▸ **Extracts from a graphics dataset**
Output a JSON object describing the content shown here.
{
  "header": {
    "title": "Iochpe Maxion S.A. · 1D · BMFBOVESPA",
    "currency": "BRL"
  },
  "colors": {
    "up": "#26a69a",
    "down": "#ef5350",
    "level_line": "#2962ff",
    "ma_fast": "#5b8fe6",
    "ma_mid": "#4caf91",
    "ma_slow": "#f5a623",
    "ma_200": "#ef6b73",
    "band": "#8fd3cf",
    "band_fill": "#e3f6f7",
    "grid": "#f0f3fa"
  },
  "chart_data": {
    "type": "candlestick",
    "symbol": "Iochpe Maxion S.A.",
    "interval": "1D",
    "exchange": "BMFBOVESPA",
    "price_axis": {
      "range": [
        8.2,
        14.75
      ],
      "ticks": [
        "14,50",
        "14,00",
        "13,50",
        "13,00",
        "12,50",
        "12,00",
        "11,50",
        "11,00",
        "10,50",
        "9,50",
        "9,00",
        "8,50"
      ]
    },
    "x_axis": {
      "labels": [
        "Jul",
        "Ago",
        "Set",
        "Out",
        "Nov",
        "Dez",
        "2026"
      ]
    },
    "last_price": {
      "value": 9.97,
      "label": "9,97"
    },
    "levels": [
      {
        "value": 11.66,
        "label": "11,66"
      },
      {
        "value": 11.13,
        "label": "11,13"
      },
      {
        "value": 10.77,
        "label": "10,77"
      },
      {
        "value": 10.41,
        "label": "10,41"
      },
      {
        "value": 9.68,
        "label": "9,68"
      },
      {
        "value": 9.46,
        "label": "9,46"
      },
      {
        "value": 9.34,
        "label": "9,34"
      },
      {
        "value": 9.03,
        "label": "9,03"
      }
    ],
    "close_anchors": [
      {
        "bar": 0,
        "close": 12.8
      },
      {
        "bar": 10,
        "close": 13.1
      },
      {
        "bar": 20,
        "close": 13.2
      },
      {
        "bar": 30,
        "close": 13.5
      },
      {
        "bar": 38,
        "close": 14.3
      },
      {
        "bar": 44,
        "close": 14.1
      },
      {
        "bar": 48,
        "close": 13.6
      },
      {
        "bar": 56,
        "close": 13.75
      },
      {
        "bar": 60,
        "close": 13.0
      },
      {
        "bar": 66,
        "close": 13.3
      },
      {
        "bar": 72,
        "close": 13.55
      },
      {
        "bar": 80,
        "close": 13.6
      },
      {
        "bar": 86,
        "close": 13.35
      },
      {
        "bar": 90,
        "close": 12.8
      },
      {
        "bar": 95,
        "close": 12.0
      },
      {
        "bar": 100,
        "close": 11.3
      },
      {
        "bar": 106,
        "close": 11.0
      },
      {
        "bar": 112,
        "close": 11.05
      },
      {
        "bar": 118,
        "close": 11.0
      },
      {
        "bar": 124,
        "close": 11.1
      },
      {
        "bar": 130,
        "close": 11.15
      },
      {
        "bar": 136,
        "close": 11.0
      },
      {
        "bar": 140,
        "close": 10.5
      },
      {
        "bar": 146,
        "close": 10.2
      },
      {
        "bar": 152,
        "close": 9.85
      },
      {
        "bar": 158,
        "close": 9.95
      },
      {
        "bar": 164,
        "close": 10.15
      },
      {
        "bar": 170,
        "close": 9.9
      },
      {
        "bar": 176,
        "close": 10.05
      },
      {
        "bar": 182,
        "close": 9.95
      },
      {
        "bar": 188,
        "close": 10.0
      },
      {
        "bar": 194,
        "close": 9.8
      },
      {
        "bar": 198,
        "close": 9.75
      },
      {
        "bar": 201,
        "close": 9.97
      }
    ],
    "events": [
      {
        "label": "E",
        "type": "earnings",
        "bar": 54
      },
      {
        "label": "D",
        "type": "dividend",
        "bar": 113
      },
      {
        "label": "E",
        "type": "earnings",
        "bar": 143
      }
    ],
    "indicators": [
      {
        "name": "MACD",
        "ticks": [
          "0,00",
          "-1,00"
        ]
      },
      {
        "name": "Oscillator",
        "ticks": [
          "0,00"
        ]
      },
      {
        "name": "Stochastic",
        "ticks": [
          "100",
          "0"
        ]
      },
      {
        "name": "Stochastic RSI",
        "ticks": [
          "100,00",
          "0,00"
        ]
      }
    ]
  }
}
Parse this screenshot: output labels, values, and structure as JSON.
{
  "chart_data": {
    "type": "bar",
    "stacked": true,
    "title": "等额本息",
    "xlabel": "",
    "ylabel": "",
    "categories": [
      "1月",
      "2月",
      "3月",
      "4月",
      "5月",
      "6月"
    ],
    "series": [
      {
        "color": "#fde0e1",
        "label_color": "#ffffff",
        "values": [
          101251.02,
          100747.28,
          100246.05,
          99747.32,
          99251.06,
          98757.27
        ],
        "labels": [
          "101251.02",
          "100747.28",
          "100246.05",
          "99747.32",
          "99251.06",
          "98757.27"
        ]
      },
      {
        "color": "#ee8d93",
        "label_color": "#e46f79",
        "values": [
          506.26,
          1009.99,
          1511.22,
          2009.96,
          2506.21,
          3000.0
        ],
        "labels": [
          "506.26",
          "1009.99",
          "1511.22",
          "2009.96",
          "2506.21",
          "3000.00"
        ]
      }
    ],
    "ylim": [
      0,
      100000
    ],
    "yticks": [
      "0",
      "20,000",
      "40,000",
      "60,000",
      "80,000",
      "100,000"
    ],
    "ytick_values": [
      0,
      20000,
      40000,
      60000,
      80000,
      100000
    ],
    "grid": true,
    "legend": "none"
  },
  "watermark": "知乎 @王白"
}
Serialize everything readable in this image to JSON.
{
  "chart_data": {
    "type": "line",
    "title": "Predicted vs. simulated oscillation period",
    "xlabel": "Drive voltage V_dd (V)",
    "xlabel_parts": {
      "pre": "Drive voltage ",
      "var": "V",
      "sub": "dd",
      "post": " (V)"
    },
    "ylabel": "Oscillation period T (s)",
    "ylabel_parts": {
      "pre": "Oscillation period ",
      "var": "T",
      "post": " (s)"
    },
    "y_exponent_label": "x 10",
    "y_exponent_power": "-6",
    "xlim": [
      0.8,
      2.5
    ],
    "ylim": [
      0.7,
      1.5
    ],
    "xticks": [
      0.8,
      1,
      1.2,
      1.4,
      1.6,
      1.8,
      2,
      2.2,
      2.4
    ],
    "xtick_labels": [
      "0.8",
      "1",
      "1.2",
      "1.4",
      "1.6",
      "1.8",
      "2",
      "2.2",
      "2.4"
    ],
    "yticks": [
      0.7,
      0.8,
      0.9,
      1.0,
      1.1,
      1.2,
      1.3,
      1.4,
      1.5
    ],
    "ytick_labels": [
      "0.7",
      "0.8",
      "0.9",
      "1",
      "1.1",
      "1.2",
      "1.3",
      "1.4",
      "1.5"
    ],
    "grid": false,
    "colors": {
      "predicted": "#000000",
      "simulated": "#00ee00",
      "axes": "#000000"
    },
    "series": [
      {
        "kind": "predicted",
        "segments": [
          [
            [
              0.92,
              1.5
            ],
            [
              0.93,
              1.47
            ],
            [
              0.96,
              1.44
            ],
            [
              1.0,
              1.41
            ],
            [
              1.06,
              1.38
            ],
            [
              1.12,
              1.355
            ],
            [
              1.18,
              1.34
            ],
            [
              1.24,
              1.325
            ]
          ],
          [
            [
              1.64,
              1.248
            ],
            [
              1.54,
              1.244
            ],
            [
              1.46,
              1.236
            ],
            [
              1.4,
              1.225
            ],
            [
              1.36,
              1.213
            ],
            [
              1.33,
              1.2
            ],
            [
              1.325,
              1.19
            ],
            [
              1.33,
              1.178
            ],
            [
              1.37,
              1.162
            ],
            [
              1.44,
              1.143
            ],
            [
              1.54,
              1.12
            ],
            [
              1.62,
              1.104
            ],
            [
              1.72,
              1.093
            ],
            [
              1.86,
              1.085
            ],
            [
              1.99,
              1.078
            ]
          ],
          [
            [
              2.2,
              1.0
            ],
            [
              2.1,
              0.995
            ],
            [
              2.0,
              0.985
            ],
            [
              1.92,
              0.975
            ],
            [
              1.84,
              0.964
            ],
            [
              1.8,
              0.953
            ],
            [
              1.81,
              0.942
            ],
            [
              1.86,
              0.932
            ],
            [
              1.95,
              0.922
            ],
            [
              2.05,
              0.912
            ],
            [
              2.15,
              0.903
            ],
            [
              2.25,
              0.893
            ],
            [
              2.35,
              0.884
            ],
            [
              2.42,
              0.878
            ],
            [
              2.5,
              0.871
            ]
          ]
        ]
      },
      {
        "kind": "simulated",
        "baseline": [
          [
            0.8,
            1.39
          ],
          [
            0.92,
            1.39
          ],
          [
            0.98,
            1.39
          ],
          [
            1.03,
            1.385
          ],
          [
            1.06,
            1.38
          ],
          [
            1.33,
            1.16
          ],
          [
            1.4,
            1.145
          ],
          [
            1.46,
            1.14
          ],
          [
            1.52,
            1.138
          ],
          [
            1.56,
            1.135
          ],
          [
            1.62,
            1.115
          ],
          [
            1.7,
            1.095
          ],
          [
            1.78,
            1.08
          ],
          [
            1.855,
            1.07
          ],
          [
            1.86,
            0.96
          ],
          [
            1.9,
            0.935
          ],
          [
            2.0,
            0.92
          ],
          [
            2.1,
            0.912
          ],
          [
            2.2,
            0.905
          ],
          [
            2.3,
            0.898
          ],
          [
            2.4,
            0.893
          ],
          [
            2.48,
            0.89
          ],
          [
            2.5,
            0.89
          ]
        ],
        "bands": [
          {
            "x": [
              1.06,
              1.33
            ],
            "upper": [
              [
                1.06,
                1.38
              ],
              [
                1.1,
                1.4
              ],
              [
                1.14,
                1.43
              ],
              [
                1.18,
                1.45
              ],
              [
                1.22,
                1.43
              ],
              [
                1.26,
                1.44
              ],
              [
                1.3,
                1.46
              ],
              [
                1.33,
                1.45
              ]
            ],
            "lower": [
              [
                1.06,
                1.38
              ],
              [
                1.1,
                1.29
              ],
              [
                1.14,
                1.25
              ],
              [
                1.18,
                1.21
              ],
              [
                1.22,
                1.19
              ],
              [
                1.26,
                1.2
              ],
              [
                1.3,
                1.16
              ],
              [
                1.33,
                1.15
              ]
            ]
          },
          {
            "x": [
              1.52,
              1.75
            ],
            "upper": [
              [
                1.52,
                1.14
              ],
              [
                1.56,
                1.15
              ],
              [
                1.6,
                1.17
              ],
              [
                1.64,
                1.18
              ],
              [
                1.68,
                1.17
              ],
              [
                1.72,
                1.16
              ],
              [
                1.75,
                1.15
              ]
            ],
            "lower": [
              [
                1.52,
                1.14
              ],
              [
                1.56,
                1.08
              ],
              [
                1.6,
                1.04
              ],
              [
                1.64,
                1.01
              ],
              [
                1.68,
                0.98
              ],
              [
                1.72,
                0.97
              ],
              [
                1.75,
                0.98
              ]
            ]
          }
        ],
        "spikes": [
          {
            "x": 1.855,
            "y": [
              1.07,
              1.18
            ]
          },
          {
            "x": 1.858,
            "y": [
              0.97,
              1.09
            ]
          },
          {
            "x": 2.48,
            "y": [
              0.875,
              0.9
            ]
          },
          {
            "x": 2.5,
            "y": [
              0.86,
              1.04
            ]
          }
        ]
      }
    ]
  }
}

▸ **What you have to do**
Report all lines of the data that include the word "period".

▸ **Solution to this problem**
    "title": "Predicted vs. simulated oscillation period",
    "ylabel": "Oscillation period T (s)",
      "pre": "Oscillation period ",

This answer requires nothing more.